● **STATED GOAL**: Pictures within the data are to be left out; everything else must be reproduced exactly.

___ INPUT MATERIAL

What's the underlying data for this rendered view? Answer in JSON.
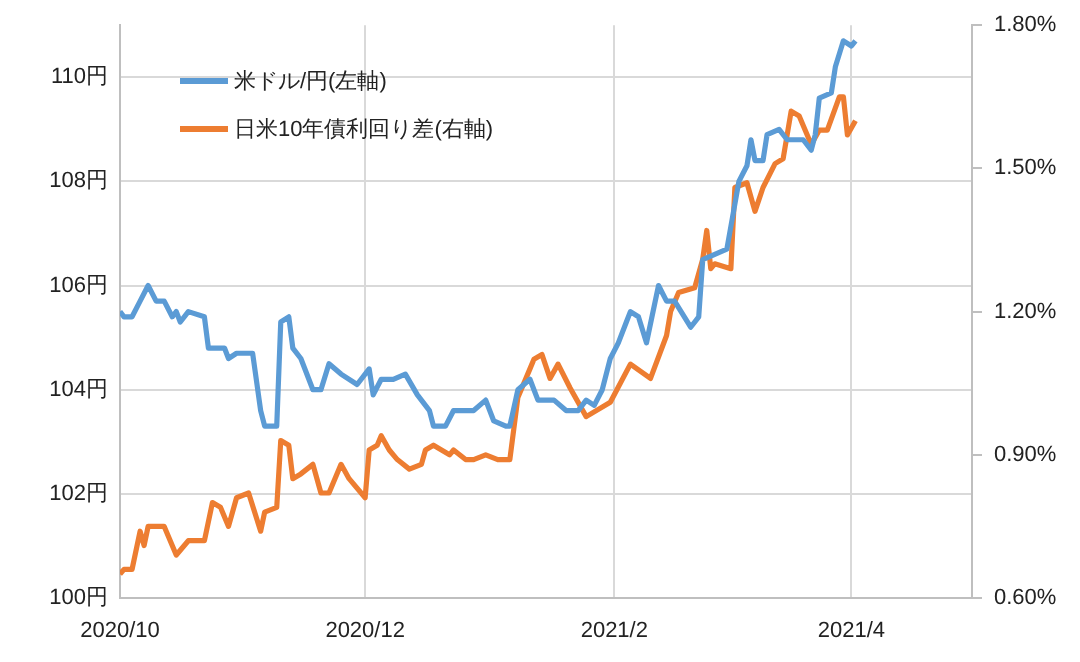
{
  "chart_data": {
    "type": "line",
    "legend": "top left",
    "grid": true,
    "marker": "none",
    "line_style": "solid",
    "xlim": [
      "2020-10-01",
      "2021-05-01"
    ],
    "xticks": [
      {
        "value": "2020-10",
        "label": "2020/10"
      },
      {
        "value": "2020-12",
        "label": "2020/12"
      },
      {
        "value": "2021-02",
        "label": "2021/2"
      },
      {
        "value": "2021-04",
        "label": "2021/4"
      }
    ],
    "ylim": [
      100,
      111
    ],
    "yticks": [
      {
        "value": 100,
        "label": "100円"
      },
      {
        "value": 102,
        "label": "102円"
      },
      {
        "value": 104,
        "label": "104円"
      },
      {
        "value": 106,
        "label": "106円"
      },
      {
        "value": 108,
        "label": "108円"
      },
      {
        "value": 110,
        "label": "110円"
      }
    ],
    "y2lim": [
      0.6,
      1.8
    ],
    "y2ticks": [
      {
        "value": 0.6,
        "label": "0.60%"
      },
      {
        "value": 0.9,
        "label": "0.90%"
      },
      {
        "value": 1.2,
        "label": "1.20%"
      },
      {
        "value": 1.5,
        "label": "1.50%"
      },
      {
        "value": 1.8,
        "label": "1.80%"
      }
    ],
    "series": [
      {
        "name": "米ドル/円(左軸)",
        "color": "#5b9bd5",
        "x": [
          "2020-10-01",
          "2020-10-02",
          "2020-10-04",
          "2020-10-06",
          "2020-10-08",
          "2020-10-10",
          "2020-10-12",
          "2020-10-14",
          "2020-10-15",
          "2020-10-16",
          "2020-10-18",
          "2020-10-22",
          "2020-10-23",
          "2020-10-27",
          "2020-10-28",
          "2020-10-30",
          "2020-11-03",
          "2020-11-05",
          "2020-11-06",
          "2020-11-09",
          "2020-11-10",
          "2020-11-12",
          "2020-11-13",
          "2020-11-15",
          "2020-11-18",
          "2020-11-20",
          "2020-11-22",
          "2020-11-25",
          "2020-11-29",
          "2020-12-02",
          "2020-12-03",
          "2020-12-05",
          "2020-12-08",
          "2020-12-11",
          "2020-12-14",
          "2020-12-17",
          "2020-12-18",
          "2020-12-21",
          "2020-12-23",
          "2020-12-28",
          "2020-12-31",
          "2021-01-02",
          "2021-01-05",
          "2021-01-06",
          "2021-01-08",
          "2021-01-11",
          "2021-01-13",
          "2021-01-17",
          "2021-01-20",
          "2021-01-23",
          "2021-01-25",
          "2021-01-27",
          "2021-01-29",
          "2021-01-31",
          "2021-02-02",
          "2021-02-04",
          "2021-02-05",
          "2021-02-07",
          "2021-02-09",
          "2021-02-12",
          "2021-02-14",
          "2021-02-16",
          "2021-02-20",
          "2021-02-22",
          "2021-02-23",
          "2021-02-26",
          "2021-03-01",
          "2021-03-04",
          "2021-03-06",
          "2021-03-07",
          "2021-03-08",
          "2021-03-10",
          "2021-03-11",
          "2021-03-14",
          "2021-03-16",
          "2021-03-20",
          "2021-03-22",
          "2021-03-23",
          "2021-03-24",
          "2021-03-27",
          "2021-03-28",
          "2021-03-30",
          "2021-04-01",
          "2021-04-02"
        ],
        "values": [
          105.5,
          105.4,
          105.4,
          105.7,
          106.0,
          105.7,
          105.7,
          105.4,
          105.5,
          105.3,
          105.5,
          105.4,
          104.8,
          104.8,
          104.6,
          104.7,
          104.7,
          103.6,
          103.3,
          103.3,
          105.3,
          105.4,
          104.8,
          104.6,
          104.0,
          104.0,
          104.5,
          104.3,
          104.1,
          104.4,
          103.9,
          104.2,
          104.2,
          104.3,
          103.9,
          103.6,
          103.3,
          103.3,
          103.6,
          103.6,
          103.8,
          103.4,
          103.3,
          103.3,
          104.0,
          104.2,
          103.8,
          103.8,
          103.6,
          103.6,
          103.8,
          103.7,
          104.0,
          104.6,
          104.9,
          105.3,
          105.5,
          105.4,
          104.9,
          106.0,
          105.7,
          105.7,
          105.2,
          105.4,
          106.5,
          106.6,
          106.7,
          108.0,
          108.3,
          108.8,
          108.4,
          108.4,
          108.9,
          109.0,
          108.8,
          108.8,
          108.6,
          108.9,
          109.6,
          109.7,
          110.2,
          110.7,
          110.6,
          110.7
        ]
      },
      {
        "name": "日米10年債利回り差(右軸)",
        "color": "#ed7d31",
        "axis": "y2",
        "x": [
          "2020-10-01",
          "2020-10-02",
          "2020-10-04",
          "2020-10-06",
          "2020-10-07",
          "2020-10-08",
          "2020-10-12",
          "2020-10-15",
          "2020-10-18",
          "2020-10-22",
          "2020-10-24",
          "2020-10-26",
          "2020-10-28",
          "2020-10-30",
          "2020-11-02",
          "2020-11-05",
          "2020-11-06",
          "2020-11-09",
          "2020-11-10",
          "2020-11-12",
          "2020-11-13",
          "2020-11-15",
          "2020-11-18",
          "2020-11-20",
          "2020-11-22",
          "2020-11-25",
          "2020-11-27",
          "2020-12-01",
          "2020-12-02",
          "2020-12-04",
          "2020-12-05",
          "2020-12-07",
          "2020-12-09",
          "2020-12-12",
          "2020-12-15",
          "2020-12-16",
          "2020-12-18",
          "2020-12-22",
          "2020-12-23",
          "2020-12-26",
          "2020-12-28",
          "2020-12-31",
          "2021-01-03",
          "2021-01-06",
          "2021-01-08",
          "2021-01-11",
          "2021-01-12",
          "2021-01-14",
          "2021-01-16",
          "2021-01-18",
          "2021-01-21",
          "2021-01-25",
          "2021-01-31",
          "2021-02-05",
          "2021-02-10",
          "2021-02-14",
          "2021-02-15",
          "2021-02-17",
          "2021-02-21",
          "2021-02-23",
          "2021-02-24",
          "2021-02-25",
          "2021-02-26",
          "2021-03-02",
          "2021-03-03",
          "2021-03-06",
          "2021-03-08",
          "2021-03-10",
          "2021-03-13",
          "2021-03-15",
          "2021-03-17",
          "2021-03-19",
          "2021-03-22",
          "2021-03-24",
          "2021-03-26",
          "2021-03-29",
          "2021-03-30",
          "2021-03-31",
          "2021-04-02"
        ],
        "values": [
          0.65,
          0.66,
          0.66,
          0.74,
          0.71,
          0.75,
          0.75,
          0.69,
          0.72,
          0.72,
          0.8,
          0.79,
          0.75,
          0.81,
          0.82,
          0.74,
          0.78,
          0.79,
          0.93,
          0.92,
          0.85,
          0.86,
          0.88,
          0.82,
          0.82,
          0.88,
          0.85,
          0.81,
          0.91,
          0.92,
          0.94,
          0.91,
          0.89,
          0.87,
          0.88,
          0.91,
          0.92,
          0.9,
          0.91,
          0.89,
          0.89,
          0.9,
          0.89,
          0.89,
          1.02,
          1.08,
          1.1,
          1.11,
          1.06,
          1.09,
          1.04,
          0.98,
          1.01,
          1.09,
          1.06,
          1.15,
          1.2,
          1.24,
          1.25,
          1.31,
          1.37,
          1.29,
          1.3,
          1.29,
          1.46,
          1.47,
          1.41,
          1.46,
          1.51,
          1.52,
          1.62,
          1.61,
          1.55,
          1.58,
          1.58,
          1.65,
          1.65,
          1.57,
          1.6
        ]
      }
    ]
  }
}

______

● **THE RESPONSE**:
What's the underlying data for this rendered view? Answer in JSON.
{
  "chart_data": {
    "type": "line",
    "legend": "top left",
    "grid": true,
    "marker": "none",
    "line_style": "solid",
    "xlim": [
      "2020-10-01",
      "2021-05-01"
    ],
    "xticks": [
      {
        "value": "2020-10",
        "label": "2020/10"
      },
      {
        "value": "2020-12",
        "label": "2020/12"
      },
      {
        "value": "2021-02",
        "label": "2021/2"
      },
      {
        "value": "2021-04",
        "label": "2021/4"
      }
    ],
    "ylim": [
      100,
      111
    ],
    "yticks": [
      {
        "value": 100,
        "label": "100円"
      },
      {
        "value": 102,
        "label": "102円"
      },
      {
        "value": 104,
        "label": "104円"
      },
      {
        "value": 106,
        "label": "106円"
      },
      {
        "value": 108,
        "label": "108円"
      },
      {
        "value": 110,
        "label": "110円"
      }
    ],
    "y2lim": [
      0.6,
      1.8
    ],
    "y2ticks": [
      {
        "value": 0.6,
        "label": "0.60%"
      },
      {
        "value": 0.9,
        "label": "0.90%"
      },
      {
        "value": 1.2,
        "label": "1.20%"
      },
      {
        "value": 1.5,
        "label": "1.50%"
      },
      {
        "value": 1.8,
        "label": "1.80%"
      }
    ],
    "series": [
      {
        "name": "米ドル/円(左軸)",
        "color": "#5b9bd5",
        "x": [
          "2020-10-01",
          "2020-10-02",
          "2020-10-04",
          "2020-10-06",
          "2020-10-08",
          "2020-10-10",
          "2020-10-12",
          "2020-10-14",
          "2020-10-15",
          "2020-10-16",
          "2020-10-18",
          "2020-10-22",
          "2020-10-23",
          "2020-10-27",
          "2020-10-28",
          "2020-10-30",
          "2020-11-03",
          "2020-11-05",
          "2020-11-06",
          "2020-11-09",
          "2020-11-10",
          "2020-11-12",
          "2020-11-13",
          "2020-11-15",
          "2020-11-18",
          "2020-11-20",
          "2020-11-22",
          "2020-11-25",
          "2020-11-29",
          "2020-12-02",
          "2020-12-03",
          "2020-12-05",
          "2020-12-08",
          "2020-12-11",
          "2020-12-14",
          "2020-12-17",
          "2020-12-18",
          "2020-12-21",
          "2020-12-23",
          "2020-12-28",
          "2020-12-31",
          "2021-01-02",
          "2021-01-05",
          "2021-01-06",
          "2021-01-08",
          "2021-01-11",
          "2021-01-13",
          "2021-01-17",
          "2021-01-20",
          "2021-01-23",
          "2021-01-25",
          "2021-01-27",
          "2021-01-29",
          "2021-01-31",
          "2021-02-02",
          "2021-02-04",
          "2021-02-05",
          "2021-02-07",
          "2021-02-09",
          "2021-02-12",
          "2021-02-14",
          "2021-02-16",
          "2021-02-20",
          "2021-02-22",
          "2021-02-23",
          "2021-02-26",
          "2021-03-01",
          "2021-03-04",
          "2021-03-06",
          "2021-03-07",
          "2021-03-08",
          "2021-03-10",
          "2021-03-11",
          "2021-03-14",
          "2021-03-16",
          "2021-03-20",
          "2021-03-22",
          "2021-03-23",
          "2021-03-24",
          "2021-03-27",
          "2021-03-28",
          "2021-03-30",
          "2021-04-01",
          "2021-04-02"
        ],
        "values": [
          105.5,
          105.4,
          105.4,
          105.7,
          106.0,
          105.7,
          105.7,
          105.4,
          105.5,
          105.3,
          105.5,
          105.4,
          104.8,
          104.8,
          104.6,
          104.7,
          104.7,
          103.6,
          103.3,
          103.3,
          105.3,
          105.4,
          104.8,
          104.6,
          104.0,
          104.0,
          104.5,
          104.3,
          104.1,
          104.4,
          103.9,
          104.2,
          104.2,
          104.3,
          103.9,
          103.6,
          103.3,
          103.3,
          103.6,
          103.6,
          103.8,
          103.4,
          103.3,
          103.3,
          104.0,
          104.2,
          103.8,
          103.8,
          103.6,
          103.6,
          103.8,
          103.7,
          104.0,
          104.6,
          104.9,
          105.3,
          105.5,
          105.4,
          104.9,
          106.0,
          105.7,
          105.7,
          105.2,
          105.4,
          106.5,
          106.6,
          106.7,
          108.0,
          108.3,
          108.8,
          108.4,
          108.4,
          108.9,
          109.0,
          108.8,
          108.8,
          108.6,
          108.9,
          109.6,
          109.7,
          110.2,
          110.7,
          110.6,
          110.7
        ]
      },
      {
        "name": "日米10年債利回り差(右軸)",
        "color": "#ed7d31",
        "axis": "y2",
        "x": [
          "2020-10-01",
          "2020-10-02",
          "2020-10-04",
          "2020-10-06",
          "2020-10-07",
          "2020-10-08",
          "2020-10-12",
          "2020-10-15",
          "2020-10-18",
          "2020-10-22",
          "2020-10-24",
          "2020-10-26",
          "2020-10-28",
          "2020-10-30",
          "2020-11-02",
          "2020-11-05",
          "2020-11-06",
          "2020-11-09",
          "2020-11-10",
          "2020-11-12",
          "2020-11-13",
          "2020-11-15",
          "2020-11-18",
          "2020-11-20",
          "2020-11-22",
          "2020-11-25",
          "2020-11-27",
          "2020-12-01",
          "2020-12-02",
          "2020-12-04",
          "2020-12-05",
          "2020-12-07",
          "2020-12-09",
          "2020-12-12",
          "2020-12-15",
          "2020-12-16",
          "2020-12-18",
          "2020-12-22",
          "2020-12-23",
          "2020-12-26",
          "2020-12-28",
          "2020-12-31",
          "2021-01-03",
          "2021-01-06",
          "2021-01-08",
          "2021-01-11",
          "2021-01-12",
          "2021-01-14",
          "2021-01-16",
          "2021-01-18",
          "2021-01-21",
          "2021-01-25",
          "2021-01-31",
          "2021-02-05",
          "2021-02-10",
          "2021-02-14",
          "2021-02-15",
          "2021-02-17",
          "2021-02-21",
          "2021-02-23",
          "2021-02-24",
          "2021-02-25",
          "2021-02-26",
          "2021-03-02",
          "2021-03-03",
          "2021-03-06",
          "2021-03-08",
          "2021-03-10",
          "2021-03-13",
          "2021-03-15",
          "2021-03-17",
          "2021-03-19",
          "2021-03-22",
          "2021-03-24",
          "2021-03-26",
          "2021-03-29",
          "2021-03-30",
          "2021-03-31",
          "2021-04-02"
        ],
        "values": [
          0.65,
          0.66,
          0.66,
          0.74,
          0.71,
          0.75,
          0.75,
          0.69,
          0.72,
          0.72,
          0.8,
          0.79,
          0.75,
          0.81,
          0.82,
          0.74,
          0.78,
          0.79,
          0.93,
          0.92,
          0.85,
          0.86,
          0.88,
          0.82,
          0.82,
          0.88,
          0.85,
          0.81,
          0.91,
          0.92,
          0.94,
          0.91,
          0.89,
          0.87,
          0.88,
          0.91,
          0.92,
          0.9,
          0.91,
          0.89,
          0.89,
          0.9,
          0.89,
          0.89,
          1.02,
          1.08,
          1.1,
          1.11,
          1.06,
          1.09,
          1.04,
          0.98,
          1.01,
          1.09,
          1.06,
          1.15,
          1.2,
          1.24,
          1.25,
          1.31,
          1.37,
          1.29,
          1.3,
          1.29,
          1.46,
          1.47,
          1.41,
          1.46,
          1.51,
          1.52,
          1.62,
          1.61,
          1.55,
          1.58,
          1.58,
          1.65,
          1.65,
          1.57,
          1.6
        ]
      }
    ]
  }
}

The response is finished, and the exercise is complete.